==== Record excerpts

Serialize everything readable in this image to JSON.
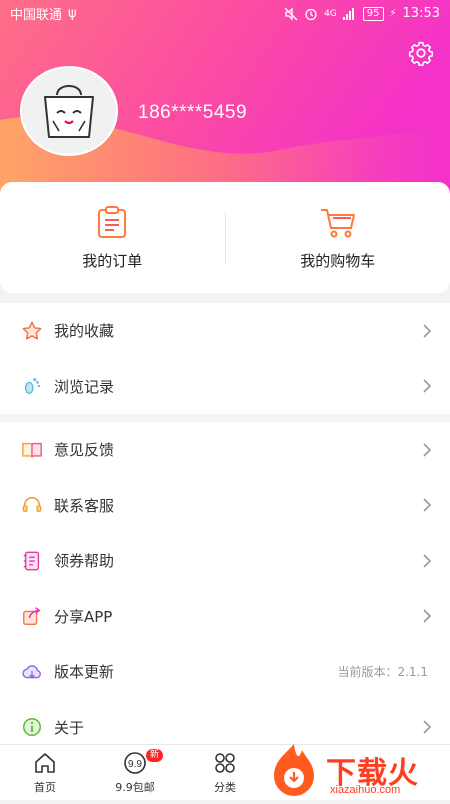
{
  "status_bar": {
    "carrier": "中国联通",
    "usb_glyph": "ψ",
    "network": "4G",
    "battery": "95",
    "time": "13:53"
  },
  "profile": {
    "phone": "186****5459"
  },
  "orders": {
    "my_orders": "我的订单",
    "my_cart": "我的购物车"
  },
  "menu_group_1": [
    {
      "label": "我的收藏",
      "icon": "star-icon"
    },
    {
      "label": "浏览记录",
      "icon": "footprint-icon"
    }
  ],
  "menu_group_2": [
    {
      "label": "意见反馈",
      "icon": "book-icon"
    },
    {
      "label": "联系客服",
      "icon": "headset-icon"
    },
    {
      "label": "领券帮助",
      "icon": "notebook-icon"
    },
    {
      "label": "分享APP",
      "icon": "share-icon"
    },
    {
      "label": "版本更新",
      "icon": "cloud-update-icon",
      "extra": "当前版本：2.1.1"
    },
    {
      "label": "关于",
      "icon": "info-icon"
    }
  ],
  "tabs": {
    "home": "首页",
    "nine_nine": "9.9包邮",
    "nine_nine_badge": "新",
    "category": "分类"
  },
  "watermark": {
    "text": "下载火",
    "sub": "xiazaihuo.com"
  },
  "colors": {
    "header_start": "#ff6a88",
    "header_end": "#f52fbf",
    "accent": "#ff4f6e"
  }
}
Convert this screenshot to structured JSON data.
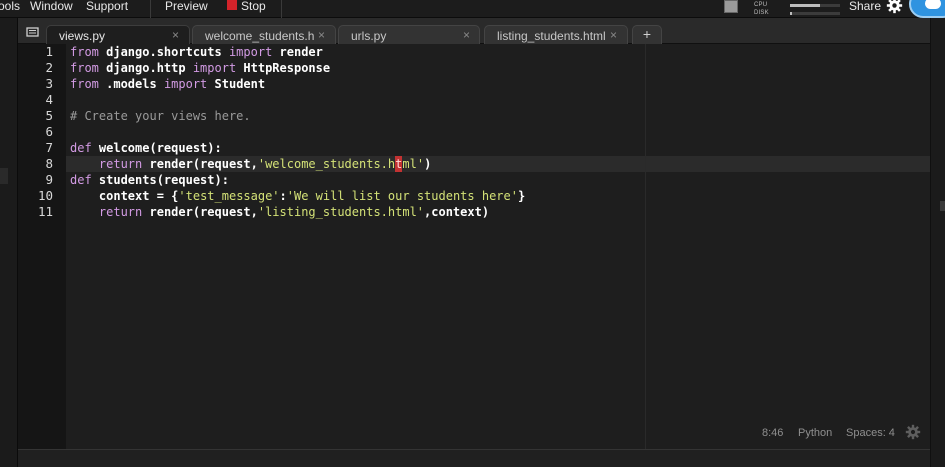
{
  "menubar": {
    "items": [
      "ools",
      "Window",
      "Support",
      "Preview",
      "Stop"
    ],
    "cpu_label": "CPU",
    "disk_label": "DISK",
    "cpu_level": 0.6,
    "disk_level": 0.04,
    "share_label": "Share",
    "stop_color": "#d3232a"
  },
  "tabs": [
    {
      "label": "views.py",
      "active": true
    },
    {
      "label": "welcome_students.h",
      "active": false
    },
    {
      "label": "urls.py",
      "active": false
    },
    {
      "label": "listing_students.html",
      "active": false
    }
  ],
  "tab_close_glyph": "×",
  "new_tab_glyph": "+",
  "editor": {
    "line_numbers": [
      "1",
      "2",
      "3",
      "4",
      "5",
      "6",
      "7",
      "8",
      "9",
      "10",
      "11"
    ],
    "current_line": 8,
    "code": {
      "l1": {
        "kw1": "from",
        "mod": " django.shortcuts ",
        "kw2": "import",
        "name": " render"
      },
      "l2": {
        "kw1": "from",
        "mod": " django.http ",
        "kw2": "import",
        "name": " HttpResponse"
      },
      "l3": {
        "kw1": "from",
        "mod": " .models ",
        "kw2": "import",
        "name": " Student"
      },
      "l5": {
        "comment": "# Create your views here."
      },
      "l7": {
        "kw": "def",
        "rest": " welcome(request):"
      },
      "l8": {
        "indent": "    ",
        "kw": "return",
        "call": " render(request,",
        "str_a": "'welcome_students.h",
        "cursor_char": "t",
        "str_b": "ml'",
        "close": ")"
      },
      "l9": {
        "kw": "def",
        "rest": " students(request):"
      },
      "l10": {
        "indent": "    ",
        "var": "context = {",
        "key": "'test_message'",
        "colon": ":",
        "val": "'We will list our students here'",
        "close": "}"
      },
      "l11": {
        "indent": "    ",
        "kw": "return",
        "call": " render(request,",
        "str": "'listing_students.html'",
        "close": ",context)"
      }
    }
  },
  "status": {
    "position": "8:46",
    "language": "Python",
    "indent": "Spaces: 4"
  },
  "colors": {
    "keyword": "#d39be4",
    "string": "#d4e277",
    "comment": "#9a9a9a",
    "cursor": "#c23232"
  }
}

========

- _Exercise requirements_
Say how many lines in the entries contain the string "request", and say nothing else.

- _Output for this task_
4